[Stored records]

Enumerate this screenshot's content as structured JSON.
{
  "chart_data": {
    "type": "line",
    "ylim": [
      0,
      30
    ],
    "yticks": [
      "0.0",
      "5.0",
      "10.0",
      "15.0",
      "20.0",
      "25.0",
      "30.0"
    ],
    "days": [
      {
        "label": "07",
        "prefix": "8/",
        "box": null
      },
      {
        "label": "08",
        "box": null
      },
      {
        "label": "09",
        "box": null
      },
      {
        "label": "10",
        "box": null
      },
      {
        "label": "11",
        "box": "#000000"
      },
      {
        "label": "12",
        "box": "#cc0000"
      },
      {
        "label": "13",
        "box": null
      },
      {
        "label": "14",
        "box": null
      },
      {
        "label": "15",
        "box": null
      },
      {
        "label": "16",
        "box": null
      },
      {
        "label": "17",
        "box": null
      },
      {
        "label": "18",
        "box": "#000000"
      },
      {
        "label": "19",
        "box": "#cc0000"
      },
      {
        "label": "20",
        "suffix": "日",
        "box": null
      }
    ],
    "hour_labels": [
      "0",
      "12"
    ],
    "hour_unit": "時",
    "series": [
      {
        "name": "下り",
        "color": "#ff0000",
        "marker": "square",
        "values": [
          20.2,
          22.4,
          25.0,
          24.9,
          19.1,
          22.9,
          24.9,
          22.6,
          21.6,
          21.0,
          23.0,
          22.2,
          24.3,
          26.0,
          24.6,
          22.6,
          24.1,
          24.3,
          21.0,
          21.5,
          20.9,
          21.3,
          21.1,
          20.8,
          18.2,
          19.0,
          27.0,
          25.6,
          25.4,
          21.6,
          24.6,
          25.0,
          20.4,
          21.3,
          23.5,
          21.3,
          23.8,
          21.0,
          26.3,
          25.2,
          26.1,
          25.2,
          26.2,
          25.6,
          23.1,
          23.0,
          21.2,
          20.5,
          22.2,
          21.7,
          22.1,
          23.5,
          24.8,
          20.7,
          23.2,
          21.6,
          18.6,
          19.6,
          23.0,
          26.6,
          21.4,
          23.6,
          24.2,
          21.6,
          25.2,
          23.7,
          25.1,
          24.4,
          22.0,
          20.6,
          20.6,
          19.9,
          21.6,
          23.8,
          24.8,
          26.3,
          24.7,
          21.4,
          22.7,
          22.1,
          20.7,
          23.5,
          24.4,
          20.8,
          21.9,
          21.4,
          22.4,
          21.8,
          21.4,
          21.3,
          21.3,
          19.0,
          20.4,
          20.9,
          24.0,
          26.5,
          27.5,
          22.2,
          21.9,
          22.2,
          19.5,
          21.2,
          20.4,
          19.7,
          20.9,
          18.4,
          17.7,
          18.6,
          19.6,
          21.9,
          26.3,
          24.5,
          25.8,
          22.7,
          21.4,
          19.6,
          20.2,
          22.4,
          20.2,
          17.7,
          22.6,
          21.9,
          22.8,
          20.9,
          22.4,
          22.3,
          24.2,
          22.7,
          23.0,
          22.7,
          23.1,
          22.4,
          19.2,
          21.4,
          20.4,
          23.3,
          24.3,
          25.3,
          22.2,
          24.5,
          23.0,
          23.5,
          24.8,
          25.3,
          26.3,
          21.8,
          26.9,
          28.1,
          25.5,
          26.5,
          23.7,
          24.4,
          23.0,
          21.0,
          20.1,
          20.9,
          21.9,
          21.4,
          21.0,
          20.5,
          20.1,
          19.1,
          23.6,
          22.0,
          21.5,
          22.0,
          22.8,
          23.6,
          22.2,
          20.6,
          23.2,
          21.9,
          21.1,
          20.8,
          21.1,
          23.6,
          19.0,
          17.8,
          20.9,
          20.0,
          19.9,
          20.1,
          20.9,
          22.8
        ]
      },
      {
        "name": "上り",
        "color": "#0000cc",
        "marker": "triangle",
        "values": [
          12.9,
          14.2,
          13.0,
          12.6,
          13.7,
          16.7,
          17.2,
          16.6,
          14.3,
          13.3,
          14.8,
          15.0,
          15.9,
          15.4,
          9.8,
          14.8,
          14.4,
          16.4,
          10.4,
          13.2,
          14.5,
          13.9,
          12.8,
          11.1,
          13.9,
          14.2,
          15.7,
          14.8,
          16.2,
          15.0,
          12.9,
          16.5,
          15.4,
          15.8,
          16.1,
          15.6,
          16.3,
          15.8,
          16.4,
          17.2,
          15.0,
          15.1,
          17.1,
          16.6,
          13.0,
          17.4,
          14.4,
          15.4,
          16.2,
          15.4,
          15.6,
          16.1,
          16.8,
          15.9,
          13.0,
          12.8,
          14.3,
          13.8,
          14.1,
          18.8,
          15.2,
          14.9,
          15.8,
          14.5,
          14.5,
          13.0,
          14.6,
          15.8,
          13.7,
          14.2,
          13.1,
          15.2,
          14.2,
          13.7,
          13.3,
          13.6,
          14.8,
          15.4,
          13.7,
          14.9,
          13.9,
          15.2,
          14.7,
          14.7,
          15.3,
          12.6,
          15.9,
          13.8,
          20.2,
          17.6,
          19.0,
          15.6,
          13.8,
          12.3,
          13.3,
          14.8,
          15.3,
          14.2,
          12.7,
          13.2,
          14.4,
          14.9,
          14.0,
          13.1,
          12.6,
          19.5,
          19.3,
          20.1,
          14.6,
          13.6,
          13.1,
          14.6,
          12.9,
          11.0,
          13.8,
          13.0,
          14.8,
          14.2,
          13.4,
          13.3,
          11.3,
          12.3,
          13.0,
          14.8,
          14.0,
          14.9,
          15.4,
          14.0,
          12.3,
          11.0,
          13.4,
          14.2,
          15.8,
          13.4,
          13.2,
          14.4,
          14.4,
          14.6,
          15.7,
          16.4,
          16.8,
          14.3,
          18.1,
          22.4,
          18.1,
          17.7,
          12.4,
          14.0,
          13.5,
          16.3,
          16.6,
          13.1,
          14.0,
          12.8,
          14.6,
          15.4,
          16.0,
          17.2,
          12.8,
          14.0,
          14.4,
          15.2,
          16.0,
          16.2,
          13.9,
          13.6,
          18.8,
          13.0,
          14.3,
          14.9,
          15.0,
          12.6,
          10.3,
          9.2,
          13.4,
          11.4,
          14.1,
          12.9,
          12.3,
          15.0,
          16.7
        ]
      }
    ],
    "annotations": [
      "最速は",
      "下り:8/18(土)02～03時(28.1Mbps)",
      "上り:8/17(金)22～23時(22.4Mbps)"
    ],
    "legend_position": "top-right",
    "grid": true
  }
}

PROBLEM STATEMENT ▸ Repeat the data above exactly.

SOLUTION TO THE EXERCISE ▸
Enumerate this screenshot's content as structured JSON.
{
  "chart_data": {
    "type": "line",
    "ylim": [
      0,
      30
    ],
    "yticks": [
      "0.0",
      "5.0",
      "10.0",
      "15.0",
      "20.0",
      "25.0",
      "30.0"
    ],
    "days": [
      {
        "label": "07",
        "prefix": "8/",
        "box": null
      },
      {
        "label": "08",
        "box": null
      },
      {
        "label": "09",
        "box": null
      },
      {
        "label": "10",
        "box": null
      },
      {
        "label": "11",
        "box": "#000000"
      },
      {
        "label": "12",
        "box": "#cc0000"
      },
      {
        "label": "13",
        "box": null
      },
      {
        "label": "14",
        "box": null
      },
      {
        "label": "15",
        "box": null
      },
      {
        "label": "16",
        "box": null
      },
      {
        "label": "17",
        "box": null
      },
      {
        "label": "18",
        "box": "#000000"
      },
      {
        "label": "19",
        "box": "#cc0000"
      },
      {
        "label": "20",
        "suffix": "日",
        "box": null
      }
    ],
    "hour_labels": [
      "0",
      "12"
    ],
    "hour_unit": "時",
    "series": [
      {
        "name": "下り",
        "color": "#ff0000",
        "marker": "square",
        "values": [
          20.2,
          22.4,
          25.0,
          24.9,
          19.1,
          22.9,
          24.9,
          22.6,
          21.6,
          21.0,
          23.0,
          22.2,
          24.3,
          26.0,
          24.6,
          22.6,
          24.1,
          24.3,
          21.0,
          21.5,
          20.9,
          21.3,
          21.1,
          20.8,
          18.2,
          19.0,
          27.0,
          25.6,
          25.4,
          21.6,
          24.6,
          25.0,
          20.4,
          21.3,
          23.5,
          21.3,
          23.8,
          21.0,
          26.3,
          25.2,
          26.1,
          25.2,
          26.2,
          25.6,
          23.1,
          23.0,
          21.2,
          20.5,
          22.2,
          21.7,
          22.1,
          23.5,
          24.8,
          20.7,
          23.2,
          21.6,
          18.6,
          19.6,
          23.0,
          26.6,
          21.4,
          23.6,
          24.2,
          21.6,
          25.2,
          23.7,
          25.1,
          24.4,
          22.0,
          20.6,
          20.6,
          19.9,
          21.6,
          23.8,
          24.8,
          26.3,
          24.7,
          21.4,
          22.7,
          22.1,
          20.7,
          23.5,
          24.4,
          20.8,
          21.9,
          21.4,
          22.4,
          21.8,
          21.4,
          21.3,
          21.3,
          19.0,
          20.4,
          20.9,
          24.0,
          26.5,
          27.5,
          22.2,
          21.9,
          22.2,
          19.5,
          21.2,
          20.4,
          19.7,
          20.9,
          18.4,
          17.7,
          18.6,
          19.6,
          21.9,
          26.3,
          24.5,
          25.8,
          22.7,
          21.4,
          19.6,
          20.2,
          22.4,
          20.2,
          17.7,
          22.6,
          21.9,
          22.8,
          20.9,
          22.4,
          22.3,
          24.2,
          22.7,
          23.0,
          22.7,
          23.1,
          22.4,
          19.2,
          21.4,
          20.4,
          23.3,
          24.3,
          25.3,
          22.2,
          24.5,
          23.0,
          23.5,
          24.8,
          25.3,
          26.3,
          21.8,
          26.9,
          28.1,
          25.5,
          26.5,
          23.7,
          24.4,
          23.0,
          21.0,
          20.1,
          20.9,
          21.9,
          21.4,
          21.0,
          20.5,
          20.1,
          19.1,
          23.6,
          22.0,
          21.5,
          22.0,
          22.8,
          23.6,
          22.2,
          20.6,
          23.2,
          21.9,
          21.1,
          20.8,
          21.1,
          23.6,
          19.0,
          17.8,
          20.9,
          20.0,
          19.9,
          20.1,
          20.9,
          22.8
        ]
      },
      {
        "name": "上り",
        "color": "#0000cc",
        "marker": "triangle",
        "values": [
          12.9,
          14.2,
          13.0,
          12.6,
          13.7,
          16.7,
          17.2,
          16.6,
          14.3,
          13.3,
          14.8,
          15.0,
          15.9,
          15.4,
          9.8,
          14.8,
          14.4,
          16.4,
          10.4,
          13.2,
          14.5,
          13.9,
          12.8,
          11.1,
          13.9,
          14.2,
          15.7,
          14.8,
          16.2,
          15.0,
          12.9,
          16.5,
          15.4,
          15.8,
          16.1,
          15.6,
          16.3,
          15.8,
          16.4,
          17.2,
          15.0,
          15.1,
          17.1,
          16.6,
          13.0,
          17.4,
          14.4,
          15.4,
          16.2,
          15.4,
          15.6,
          16.1,
          16.8,
          15.9,
          13.0,
          12.8,
          14.3,
          13.8,
          14.1,
          18.8,
          15.2,
          14.9,
          15.8,
          14.5,
          14.5,
          13.0,
          14.6,
          15.8,
          13.7,
          14.2,
          13.1,
          15.2,
          14.2,
          13.7,
          13.3,
          13.6,
          14.8,
          15.4,
          13.7,
          14.9,
          13.9,
          15.2,
          14.7,
          14.7,
          15.3,
          12.6,
          15.9,
          13.8,
          20.2,
          17.6,
          19.0,
          15.6,
          13.8,
          12.3,
          13.3,
          14.8,
          15.3,
          14.2,
          12.7,
          13.2,
          14.4,
          14.9,
          14.0,
          13.1,
          12.6,
          19.5,
          19.3,
          20.1,
          14.6,
          13.6,
          13.1,
          14.6,
          12.9,
          11.0,
          13.8,
          13.0,
          14.8,
          14.2,
          13.4,
          13.3,
          11.3,
          12.3,
          13.0,
          14.8,
          14.0,
          14.9,
          15.4,
          14.0,
          12.3,
          11.0,
          13.4,
          14.2,
          15.8,
          13.4,
          13.2,
          14.4,
          14.4,
          14.6,
          15.7,
          16.4,
          16.8,
          14.3,
          18.1,
          22.4,
          18.1,
          17.7,
          12.4,
          14.0,
          13.5,
          16.3,
          16.6,
          13.1,
          14.0,
          12.8,
          14.6,
          15.4,
          16.0,
          17.2,
          12.8,
          14.0,
          14.4,
          15.2,
          16.0,
          16.2,
          13.9,
          13.6,
          18.8,
          13.0,
          14.3,
          14.9,
          15.0,
          12.6,
          10.3,
          9.2,
          13.4,
          11.4,
          14.1,
          12.9,
          12.3,
          15.0,
          16.7
        ]
      }
    ],
    "annotations": [
      "最速は",
      "下り:8/18(土)02～03時(28.1Mbps)",
      "上り:8/17(金)22～23時(22.4Mbps)"
    ],
    "legend_position": "top-right",
    "grid": true
  }
}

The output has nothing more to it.